- Work to do -
Look through the data below. Pick out the lines holding the string "本地户籍".
........
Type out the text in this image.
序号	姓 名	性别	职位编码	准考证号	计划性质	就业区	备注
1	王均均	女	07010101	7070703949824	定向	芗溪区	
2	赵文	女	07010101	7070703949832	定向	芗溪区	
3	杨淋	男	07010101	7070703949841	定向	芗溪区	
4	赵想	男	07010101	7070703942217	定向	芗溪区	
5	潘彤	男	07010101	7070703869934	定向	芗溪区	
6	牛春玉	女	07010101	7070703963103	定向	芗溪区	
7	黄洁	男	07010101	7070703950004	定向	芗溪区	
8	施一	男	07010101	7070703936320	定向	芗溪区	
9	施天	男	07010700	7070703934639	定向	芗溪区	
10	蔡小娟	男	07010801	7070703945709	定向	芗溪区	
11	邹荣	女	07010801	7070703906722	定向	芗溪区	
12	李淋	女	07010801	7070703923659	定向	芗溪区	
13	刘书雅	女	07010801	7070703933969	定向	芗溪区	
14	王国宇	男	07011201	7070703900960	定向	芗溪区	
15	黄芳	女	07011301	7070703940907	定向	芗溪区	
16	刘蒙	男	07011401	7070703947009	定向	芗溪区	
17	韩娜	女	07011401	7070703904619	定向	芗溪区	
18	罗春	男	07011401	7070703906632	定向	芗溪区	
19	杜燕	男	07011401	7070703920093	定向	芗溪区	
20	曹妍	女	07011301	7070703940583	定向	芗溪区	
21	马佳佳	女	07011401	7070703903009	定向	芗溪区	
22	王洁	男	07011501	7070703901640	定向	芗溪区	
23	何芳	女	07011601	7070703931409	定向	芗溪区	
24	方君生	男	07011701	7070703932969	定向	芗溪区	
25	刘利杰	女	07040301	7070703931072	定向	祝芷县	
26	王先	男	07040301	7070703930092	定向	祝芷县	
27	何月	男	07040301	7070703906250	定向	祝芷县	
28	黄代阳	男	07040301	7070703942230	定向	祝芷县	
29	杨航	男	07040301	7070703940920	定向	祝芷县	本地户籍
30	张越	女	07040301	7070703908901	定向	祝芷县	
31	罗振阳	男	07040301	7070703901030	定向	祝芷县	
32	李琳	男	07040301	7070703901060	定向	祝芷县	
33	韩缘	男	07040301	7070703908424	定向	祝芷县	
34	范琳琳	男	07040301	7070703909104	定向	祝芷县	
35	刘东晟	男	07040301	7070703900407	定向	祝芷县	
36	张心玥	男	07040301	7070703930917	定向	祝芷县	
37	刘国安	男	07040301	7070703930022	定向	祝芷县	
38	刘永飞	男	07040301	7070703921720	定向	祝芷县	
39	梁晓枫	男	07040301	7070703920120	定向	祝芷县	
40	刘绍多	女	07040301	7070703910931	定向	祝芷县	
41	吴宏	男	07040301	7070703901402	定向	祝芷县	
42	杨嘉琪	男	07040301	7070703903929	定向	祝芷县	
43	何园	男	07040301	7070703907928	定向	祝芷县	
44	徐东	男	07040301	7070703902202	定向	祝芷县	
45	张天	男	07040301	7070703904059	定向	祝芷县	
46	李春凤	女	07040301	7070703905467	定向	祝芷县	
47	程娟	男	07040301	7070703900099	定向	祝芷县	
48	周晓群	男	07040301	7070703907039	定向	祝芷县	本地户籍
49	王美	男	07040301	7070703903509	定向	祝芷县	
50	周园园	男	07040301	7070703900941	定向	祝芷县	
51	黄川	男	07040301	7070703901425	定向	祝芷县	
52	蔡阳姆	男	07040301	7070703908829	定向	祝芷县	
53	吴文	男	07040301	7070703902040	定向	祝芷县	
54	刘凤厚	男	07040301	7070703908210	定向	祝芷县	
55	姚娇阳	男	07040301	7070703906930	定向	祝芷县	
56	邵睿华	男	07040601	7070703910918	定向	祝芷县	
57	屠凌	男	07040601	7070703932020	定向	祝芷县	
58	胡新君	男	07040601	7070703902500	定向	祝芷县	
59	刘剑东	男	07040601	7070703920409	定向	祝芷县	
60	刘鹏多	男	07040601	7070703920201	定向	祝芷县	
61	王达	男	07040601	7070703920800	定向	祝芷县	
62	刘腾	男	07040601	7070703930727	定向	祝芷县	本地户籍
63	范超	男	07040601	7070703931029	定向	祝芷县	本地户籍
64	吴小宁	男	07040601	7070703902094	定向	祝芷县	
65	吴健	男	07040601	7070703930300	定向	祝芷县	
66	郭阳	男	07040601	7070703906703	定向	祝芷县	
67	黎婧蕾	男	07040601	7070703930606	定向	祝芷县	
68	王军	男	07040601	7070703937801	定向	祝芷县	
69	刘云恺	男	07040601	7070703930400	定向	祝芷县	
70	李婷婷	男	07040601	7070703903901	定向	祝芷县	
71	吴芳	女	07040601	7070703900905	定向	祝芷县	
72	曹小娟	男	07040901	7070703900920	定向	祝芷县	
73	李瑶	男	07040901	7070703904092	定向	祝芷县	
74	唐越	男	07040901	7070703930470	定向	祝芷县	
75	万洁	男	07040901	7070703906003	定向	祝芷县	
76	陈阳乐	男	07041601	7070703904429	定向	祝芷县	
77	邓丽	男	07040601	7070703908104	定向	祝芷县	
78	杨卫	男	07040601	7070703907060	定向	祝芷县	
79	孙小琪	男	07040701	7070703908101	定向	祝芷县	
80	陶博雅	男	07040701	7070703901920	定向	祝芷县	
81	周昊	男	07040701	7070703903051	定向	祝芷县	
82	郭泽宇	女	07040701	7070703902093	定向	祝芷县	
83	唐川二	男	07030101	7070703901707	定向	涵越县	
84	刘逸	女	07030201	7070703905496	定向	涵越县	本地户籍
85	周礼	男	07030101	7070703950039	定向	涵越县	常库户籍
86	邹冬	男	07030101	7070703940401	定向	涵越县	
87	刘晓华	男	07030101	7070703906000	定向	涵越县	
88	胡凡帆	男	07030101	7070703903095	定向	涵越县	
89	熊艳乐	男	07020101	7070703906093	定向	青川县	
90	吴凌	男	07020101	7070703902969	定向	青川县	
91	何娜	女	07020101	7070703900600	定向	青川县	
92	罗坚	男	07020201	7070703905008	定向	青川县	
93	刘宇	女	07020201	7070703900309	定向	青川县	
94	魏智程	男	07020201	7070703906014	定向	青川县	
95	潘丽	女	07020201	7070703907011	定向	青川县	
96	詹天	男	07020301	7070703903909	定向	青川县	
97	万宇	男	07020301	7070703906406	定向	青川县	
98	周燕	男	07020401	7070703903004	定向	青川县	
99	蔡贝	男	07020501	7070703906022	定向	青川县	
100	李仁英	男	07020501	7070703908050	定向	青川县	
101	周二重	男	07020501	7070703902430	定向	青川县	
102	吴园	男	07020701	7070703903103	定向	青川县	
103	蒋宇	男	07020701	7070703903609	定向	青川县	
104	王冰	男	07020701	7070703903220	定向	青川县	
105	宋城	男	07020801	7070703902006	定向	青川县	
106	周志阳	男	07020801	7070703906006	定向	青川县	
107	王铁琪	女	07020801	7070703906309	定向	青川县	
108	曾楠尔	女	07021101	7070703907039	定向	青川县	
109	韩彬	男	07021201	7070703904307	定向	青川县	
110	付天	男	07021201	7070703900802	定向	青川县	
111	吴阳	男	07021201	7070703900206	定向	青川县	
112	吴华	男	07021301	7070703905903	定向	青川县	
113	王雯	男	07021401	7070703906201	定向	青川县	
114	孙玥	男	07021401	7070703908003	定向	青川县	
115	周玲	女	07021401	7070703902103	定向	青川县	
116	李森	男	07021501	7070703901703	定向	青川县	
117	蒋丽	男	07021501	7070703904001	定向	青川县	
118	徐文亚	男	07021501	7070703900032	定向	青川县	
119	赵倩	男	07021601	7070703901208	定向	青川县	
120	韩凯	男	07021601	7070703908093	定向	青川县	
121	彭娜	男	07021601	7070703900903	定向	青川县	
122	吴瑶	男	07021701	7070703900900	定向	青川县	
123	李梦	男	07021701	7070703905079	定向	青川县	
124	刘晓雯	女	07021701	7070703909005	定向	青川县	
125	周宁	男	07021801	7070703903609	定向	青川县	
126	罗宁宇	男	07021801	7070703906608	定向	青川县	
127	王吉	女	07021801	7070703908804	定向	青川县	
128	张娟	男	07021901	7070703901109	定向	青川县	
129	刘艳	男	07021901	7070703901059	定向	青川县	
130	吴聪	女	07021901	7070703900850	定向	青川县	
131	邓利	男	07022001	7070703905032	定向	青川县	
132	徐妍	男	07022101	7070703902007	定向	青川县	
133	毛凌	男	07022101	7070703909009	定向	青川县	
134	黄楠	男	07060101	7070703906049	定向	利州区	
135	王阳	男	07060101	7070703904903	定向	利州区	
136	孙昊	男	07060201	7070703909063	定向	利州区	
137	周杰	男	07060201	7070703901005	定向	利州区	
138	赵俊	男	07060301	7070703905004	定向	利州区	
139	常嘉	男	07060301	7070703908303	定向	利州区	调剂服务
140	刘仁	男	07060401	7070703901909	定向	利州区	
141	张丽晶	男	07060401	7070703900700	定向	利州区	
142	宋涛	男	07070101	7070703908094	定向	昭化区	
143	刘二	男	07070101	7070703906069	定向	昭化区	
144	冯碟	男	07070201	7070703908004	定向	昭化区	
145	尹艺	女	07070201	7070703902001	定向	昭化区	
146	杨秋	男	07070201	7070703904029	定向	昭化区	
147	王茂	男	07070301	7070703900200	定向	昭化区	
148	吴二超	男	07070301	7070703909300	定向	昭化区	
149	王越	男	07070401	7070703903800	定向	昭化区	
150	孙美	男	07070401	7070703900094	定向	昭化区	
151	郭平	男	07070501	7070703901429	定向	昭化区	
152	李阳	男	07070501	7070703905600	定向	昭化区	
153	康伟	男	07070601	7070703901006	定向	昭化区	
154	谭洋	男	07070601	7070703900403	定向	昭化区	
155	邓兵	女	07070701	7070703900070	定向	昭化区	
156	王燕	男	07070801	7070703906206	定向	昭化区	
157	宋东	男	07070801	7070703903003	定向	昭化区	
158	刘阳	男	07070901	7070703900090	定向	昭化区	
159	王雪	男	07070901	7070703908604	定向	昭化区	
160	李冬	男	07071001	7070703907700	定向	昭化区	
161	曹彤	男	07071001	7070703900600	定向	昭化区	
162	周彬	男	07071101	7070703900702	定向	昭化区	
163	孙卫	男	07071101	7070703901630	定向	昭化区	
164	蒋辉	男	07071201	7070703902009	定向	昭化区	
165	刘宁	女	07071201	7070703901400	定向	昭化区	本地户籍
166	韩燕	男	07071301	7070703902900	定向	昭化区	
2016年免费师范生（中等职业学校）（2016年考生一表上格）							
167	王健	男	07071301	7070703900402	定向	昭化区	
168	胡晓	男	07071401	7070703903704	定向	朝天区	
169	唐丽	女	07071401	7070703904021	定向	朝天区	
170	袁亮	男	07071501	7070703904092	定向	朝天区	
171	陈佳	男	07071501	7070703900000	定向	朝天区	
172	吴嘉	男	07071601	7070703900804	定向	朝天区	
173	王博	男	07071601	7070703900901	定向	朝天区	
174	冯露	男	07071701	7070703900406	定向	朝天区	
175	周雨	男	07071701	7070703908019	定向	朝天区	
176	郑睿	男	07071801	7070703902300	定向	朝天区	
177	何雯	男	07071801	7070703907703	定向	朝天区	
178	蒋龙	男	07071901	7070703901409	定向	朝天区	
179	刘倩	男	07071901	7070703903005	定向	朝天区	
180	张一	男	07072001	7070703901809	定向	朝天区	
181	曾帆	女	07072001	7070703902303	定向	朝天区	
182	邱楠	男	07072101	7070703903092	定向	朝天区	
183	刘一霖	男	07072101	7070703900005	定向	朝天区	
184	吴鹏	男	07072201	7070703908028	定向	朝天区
........
- Complete response -
29	杨航	男	07040301	7070703940920	定向	祝芷县	本地户籍
48	周晓群	男	07040301	7070703907039	定向	祝芷县	本地户籍
62	刘腾	男	07040601	7070703930727	定向	祝芷县	本地户籍
63	范超	男	07040601	7070703931029	定向	祝芷县	本地户籍
84	刘逸	女	07030201	7070703905496	定向	涵越县	本地户籍
165	刘宁	女	07071201	7070703901400	定向	昭化区	本地户籍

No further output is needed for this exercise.